-- Information shown start --

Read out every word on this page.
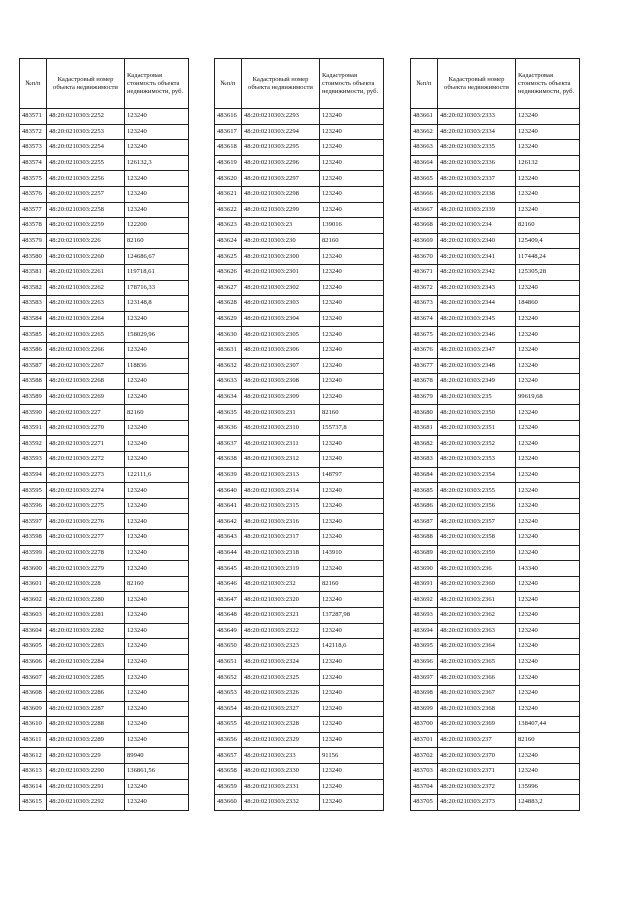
№п/п	Кадастровый номер объекта недвижимости	Кадастровая стоимость объекта недвижимости, руб.
483571	48:20:0210303:2252	123240
483572	48:20:0210303:2253	123240
483573	48:20:0210303:2254	123240
483574	48:20:0210303:2255	126132,3
483575	48:20:0210303:2256	123240
483576	48:20:0210303:2257	123240
483577	48:20:0210303:2258	123240
483578	48:20:0210303:2259	122200
483579	48:20:0210303:226	82160
483580	48:20:0210303:2260	124686,67
483581	48:20:0210303:2261	119718,61
483582	48:20:0210303:2262	178716,33
483583	48:20:0210303:2263	123148,8
483584	48:20:0210303:2264	123240
483585	48:20:0210303:2265	158029,96
483586	48:20:0210303:2266	123240
483587	48:20:0210303:2267	118836
483588	48:20:0210303:2268	123240
483589	48:20:0210303:2269	123240
483590	48:20:0210303:227	82160
483591	48:20:0210303:2270	123240
483592	48:20:0210303:2271	123240
483593	48:20:0210303:2272	123240
483594	48:20:0210303:2273	122111,6
483595	48:20:0210303:2274	123240
483596	48:20:0210303:2275	123240
483597	48:20:0210303:2276	123240
483598	48:20:0210303:2277	123240
483599	48:20:0210303:2278	123240
483600	48:20:0210303:2279	123240
483601	48:20:0210303:228	82160
483602	48:20:0210303:2280	123240
483603	48:20:0210303:2281	123240
483604	48:20:0210303:2282	123240
483605	48:20:0210303:2283	123240
483606	48:20:0210303:2284	123240
483607	48:20:0210303:2285	123240
483608	48:20:0210303:2286	123240
483609	48:20:0210303:2287	123240
483610	48:20:0210303:2288	123240
483611	48:20:0210303:2289	123240
483612	48:20:0210303:229	89940
483613	48:20:0210303:2290	136861,56
483614	48:20:0210303:2291	123240
483615	48:20:0210303:2292	123240
№п/п	Кадастровый номер объекта недвижимости	Кадастровая стоимость объекта недвижимости, руб.
483616	48:20:0210303:2293	123240
483617	48:20:0210303:2294	123240
483618	48:20:0210303:2295	123240
483619	48:20:0210303:2296	123240
483620	48:20:0210303:2297	123240
483621	48:20:0210303:2298	123240
483622	48:20:0210303:2299	123240
483623	48:20:0210303:23	139016
483624	48:20:0210303:230	82160
483625	48:20:0210303:2300	123240
483626	48:20:0210303:2301	123240
483627	48:20:0210303:2302	123240
483628	48:20:0210303:2303	123240
483629	48:20:0210303:2304	123240
483630	48:20:0210303:2305	123240
483631	48:20:0210303:2306	123240
483632	48:20:0210303:2307	123240
483633	48:20:0210303:2308	123240
483634	48:20:0210303:2309	123240
483635	48:20:0210303:231	82160
483636	48:20:0210303:2310	155737,8
483637	48:20:0210303:2311	123240
483638	48:20:0210303:2312	123240
483639	48:20:0210303:2313	148797
483640	48:20:0210303:2314	123240
483641	48:20:0210303:2315	123240
483642	48:20:0210303:2316	123240
483643	48:20:0210303:2317	123240
483644	48:20:0210303:2318	143910
483645	48:20:0210303:2319	123240
483646	48:20:0210303:232	82160
483647	48:20:0210303:2320	123240
483648	48:20:0210303:2321	137287,98
483649	48:20:0210303:2322	123240
483650	48:20:0210303:2323	142118,6
483651	48:20:0210303:2324	123240
483652	48:20:0210303:2325	123240
483653	48:20:0210303:2326	123240
483654	48:20:0210303:2327	123240
483655	48:20:0210303:2328	123240
483656	48:20:0210303:2329	123240
483657	48:20:0210303:233	91156
483658	48:20:0210303:2330	123240
483659	48:20:0210303:2331	123240
483660	48:20:0210303:2332	123240
№п/п	Кадастровый номер объекта недвижимости	Кадастровая стоимость объекта недвижимости, руб.
483661	48:20:0210303:2333	123240
483662	48:20:0210303:2334	123240
483663	48:20:0210303:2335	123240
483664	48:20:0210303:2336	126132
483665	48:20:0210303:2337	123240
483666	48:20:0210303:2338	123240
483667	48:20:0210303:2339	123240
483668	48:20:0210303:234	82160
483669	48:20:0210303:2340	125409,4
483670	48:20:0210303:2341	117448,24
483671	48:20:0210303:2342	125305,28
483672	48:20:0210303:2343	123240
483673	48:20:0210303:2344	184860
483674	48:20:0210303:2345	123240
483675	48:20:0210303:2346	123240
483676	48:20:0210303:2347	123240
483677	48:20:0210303:2348	123240
483678	48:20:0210303:2349	123240
483679	48:20:0210303:235	99619,68
483680	48:20:0210303:2350	123240
483681	48:20:0210303:2351	123240
483682	48:20:0210303:2352	123240
483683	48:20:0210303:2353	123240
483684	48:20:0210303:2354	123240
483685	48:20:0210303:2355	123240
483686	48:20:0210303:2356	123240
483687	48:20:0210303:2357	123240
483688	48:20:0210303:2358	123240
483689	48:20:0210303:2359	123240
483690	48:20:0210303:236	143340
483691	48:20:0210303:2360	123240
483692	48:20:0210303:2361	123240
483693	48:20:0210303:2362	123240
483694	48:20:0210303:2363	123240
483695	48:20:0210303:2364	123240
483696	48:20:0210303:2365	123240
483697	48:20:0210303:2366	123240
483698	48:20:0210303:2367	123240
483699	48:20:0210303:2368	123240
483700	48:20:0210303:2369	138407,44
483701	48:20:0210303:237	82160
483702	48:20:0210303:2370	123240
483703	48:20:0210303:2371	123240
483704	48:20:0210303:2372	135996
483705	48:20:0210303:2373	124883,2
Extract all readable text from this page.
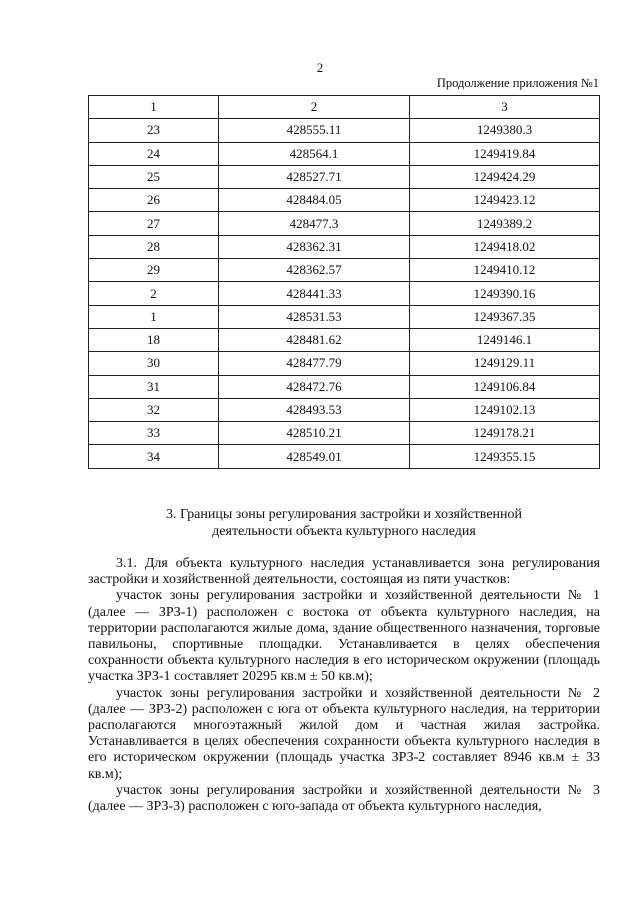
2
Продолжение приложения №1
1	2	3
23	428555.11	1249380.3
24	428564.1	1249419.84
25	428527.71	1249424.29
26	428484.05	1249423.12
27	428477.3	1249389.2
28	428362.31	1249418.02
29	428362.57	1249410.12
2	428441.33	1249390.16
1	428531.53	1249367.35
18	428481.62	1249146.1
30	428477.79	1249129.11
31	428472.76	1249106.84
32	428493.53	1249102.13
33	428510.21	1249178.21
34	428549.01	1249355.15
3. Границы зоны регулирования застройки и хозяйственной
деятельности объекта культурного наследия

3.1. Для объекта культурного наследия устанавливается зона регулирования застройки и хозяйственной деятельности, состоящая из пяти участков:

участок зоны регулирования застройки и хозяйственной деятельности № 1 (далее — ЗРЗ-1) расположен с востока от объекта культурного наследия, на территории располагаются жилые дома, здание общественного назначения, торговые павильоны, спортивные площадки. Устанавливается в целях обеспечения сохранности объекта культурного наследия в его историческом окружении (площадь участка ЗРЗ-1 составляет 20295 кв.м ± 50 кв.м);

участок зоны регулирования застройки и хозяйственной деятельности № 2 (далее — ЗРЗ-2) расположен с юга от объекта культурного наследия, на территории располагаются многоэтажный жилой дом и частная жилая застройка. Устанавливается в целях обеспечения сохранности объекта культурного наследия в его историческом окружении (площадь участка ЗРЗ-2 составляет 8946 кв.м ± 33 кв.м);

участок зоны регулирования застройки и хозяйственной деятельности № 3 (далее — ЗРЗ-3) расположен с юго-запада от объекта культурного наследия,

-- Information shown end --

**Aim:** Quote all of the entries word for word, omitting any pictures.

**Exercise response:**
Read out every word on this page.
№п/п	Кадастровый номер объекта недвижимости	Кадастровая стоимость объекта недвижимости, руб.
483571	48:20:0210303:2252	123240
483572	48:20:0210303:2253	123240
483573	48:20:0210303:2254	123240
483574	48:20:0210303:2255	126132,3
483575	48:20:0210303:2256	123240
483576	48:20:0210303:2257	123240
483577	48:20:0210303:2258	123240
483578	48:20:0210303:2259	122200
483579	48:20:0210303:226	82160
483580	48:20:0210303:2260	124686,67
483581	48:20:0210303:2261	119718,61
483582	48:20:0210303:2262	178716,33
483583	48:20:0210303:2263	123148,8
483584	48:20:0210303:2264	123240
483585	48:20:0210303:2265	158029,96
483586	48:20:0210303:2266	123240
483587	48:20:0210303:2267	118836
483588	48:20:0210303:2268	123240
483589	48:20:0210303:2269	123240
483590	48:20:0210303:227	82160
483591	48:20:0210303:2270	123240
483592	48:20:0210303:2271	123240
483593	48:20:0210303:2272	123240
483594	48:20:0210303:2273	122111,6
483595	48:20:0210303:2274	123240
483596	48:20:0210303:2275	123240
483597	48:20:0210303:2276	123240
483598	48:20:0210303:2277	123240
483599	48:20:0210303:2278	123240
483600	48:20:0210303:2279	123240
483601	48:20:0210303:228	82160
483602	48:20:0210303:2280	123240
483603	48:20:0210303:2281	123240
483604	48:20:0210303:2282	123240
483605	48:20:0210303:2283	123240
483606	48:20:0210303:2284	123240
483607	48:20:0210303:2285	123240
483608	48:20:0210303:2286	123240
483609	48:20:0210303:2287	123240
483610	48:20:0210303:2288	123240
483611	48:20:0210303:2289	123240
483612	48:20:0210303:229	89940
483613	48:20:0210303:2290	136861,56
483614	48:20:0210303:2291	123240
483615	48:20:0210303:2292	123240
№п/п	Кадастровый номер объекта недвижимости	Кадастровая стоимость объекта недвижимости, руб.
483616	48:20:0210303:2293	123240
483617	48:20:0210303:2294	123240
483618	48:20:0210303:2295	123240
483619	48:20:0210303:2296	123240
483620	48:20:0210303:2297	123240
483621	48:20:0210303:2298	123240
483622	48:20:0210303:2299	123240
483623	48:20:0210303:23	139016
483624	48:20:0210303:230	82160
483625	48:20:0210303:2300	123240
483626	48:20:0210303:2301	123240
483627	48:20:0210303:2302	123240
483628	48:20:0210303:2303	123240
483629	48:20:0210303:2304	123240
483630	48:20:0210303:2305	123240
483631	48:20:0210303:2306	123240
483632	48:20:0210303:2307	123240
483633	48:20:0210303:2308	123240
483634	48:20:0210303:2309	123240
483635	48:20:0210303:231	82160
483636	48:20:0210303:2310	155737,8
483637	48:20:0210303:2311	123240
483638	48:20:0210303:2312	123240
483639	48:20:0210303:2313	148797
483640	48:20:0210303:2314	123240
483641	48:20:0210303:2315	123240
483642	48:20:0210303:2316	123240
483643	48:20:0210303:2317	123240
483644	48:20:0210303:2318	143910
483645	48:20:0210303:2319	123240
483646	48:20:0210303:232	82160
483647	48:20:0210303:2320	123240
483648	48:20:0210303:2321	137287,98
483649	48:20:0210303:2322	123240
483650	48:20:0210303:2323	142118,6
483651	48:20:0210303:2324	123240
483652	48:20:0210303:2325	123240
483653	48:20:0210303:2326	123240
483654	48:20:0210303:2327	123240
483655	48:20:0210303:2328	123240
483656	48:20:0210303:2329	123240
483657	48:20:0210303:233	91156
483658	48:20:0210303:2330	123240
483659	48:20:0210303:2331	123240
483660	48:20:0210303:2332	123240
№п/п	Кадастровый номер объекта недвижимости	Кадастровая стоимость объекта недвижимости, руб.
483661	48:20:0210303:2333	123240
483662	48:20:0210303:2334	123240
483663	48:20:0210303:2335	123240
483664	48:20:0210303:2336	126132
483665	48:20:0210303:2337	123240
483666	48:20:0210303:2338	123240
483667	48:20:0210303:2339	123240
483668	48:20:0210303:234	82160
483669	48:20:0210303:2340	125409,4
483670	48:20:0210303:2341	117448,24
483671	48:20:0210303:2342	125305,28
483672	48:20:0210303:2343	123240
483673	48:20:0210303:2344	184860
483674	48:20:0210303:2345	123240
483675	48:20:0210303:2346	123240
483676	48:20:0210303:2347	123240
483677	48:20:0210303:2348	123240
483678	48:20:0210303:2349	123240
483679	48:20:0210303:235	99619,68
483680	48:20:0210303:2350	123240
483681	48:20:0210303:2351	123240
483682	48:20:0210303:2352	123240
483683	48:20:0210303:2353	123240
483684	48:20:0210303:2354	123240
483685	48:20:0210303:2355	123240
483686	48:20:0210303:2356	123240
483687	48:20:0210303:2357	123240
483688	48:20:0210303:2358	123240
483689	48:20:0210303:2359	123240
483690	48:20:0210303:236	143340
483691	48:20:0210303:2360	123240
483692	48:20:0210303:2361	123240
483693	48:20:0210303:2362	123240
483694	48:20:0210303:2363	123240
483695	48:20:0210303:2364	123240
483696	48:20:0210303:2365	123240
483697	48:20:0210303:2366	123240
483698	48:20:0210303:2367	123240
483699	48:20:0210303:2368	123240
483700	48:20:0210303:2369	138407,44
483701	48:20:0210303:237	82160
483702	48:20:0210303:2370	123240
483703	48:20:0210303:2371	123240
483704	48:20:0210303:2372	135996
483705	48:20:0210303:2373	124883,2
Extract all readable text from this page.
2
Продолжение приложения №1
1	2	3
23	428555.11	1249380.3
24	428564.1	1249419.84
25	428527.71	1249424.29
26	428484.05	1249423.12
27	428477.3	1249389.2
28	428362.31	1249418.02
29	428362.57	1249410.12
2	428441.33	1249390.16
1	428531.53	1249367.35
18	428481.62	1249146.1
30	428477.79	1249129.11
31	428472.76	1249106.84
32	428493.53	1249102.13
33	428510.21	1249178.21
34	428549.01	1249355.15
3. Границы зоны регулирования застройки и хозяйственной
деятельности объекта культурного наследия

3.1. Для объекта культурного наследия устанавливается зона регулирования застройки и хозяйственной деятельности, состоящая из пяти участков:

участок зоны регулирования застройки и хозяйственной деятельности № 1 (далее — ЗРЗ-1) расположен с востока от объекта культурного наследия, на территории располагаются жилые дома, здание общественного назначения, торговые павильоны, спортивные площадки. Устанавливается в целях обеспечения сохранности объекта культурного наследия в его историческом окружении (площадь участка ЗРЗ-1 составляет 20295 кв.м ± 50 кв.м);

участок зоны регулирования застройки и хозяйственной деятельности № 2 (далее — ЗРЗ-2) расположен с юга от объекта культурного наследия, на территории располагаются многоэтажный жилой дом и частная жилая застройка. Устанавливается в целях обеспечения сохранности объекта культурного наследия в его историческом окружении (площадь участка ЗРЗ-2 составляет 8946 кв.м ± 33 кв.м);

участок зоны регулирования застройки и хозяйственной деятельности № 3 (далее — ЗРЗ-3) расположен с юго-запада от объекта культурного наследия,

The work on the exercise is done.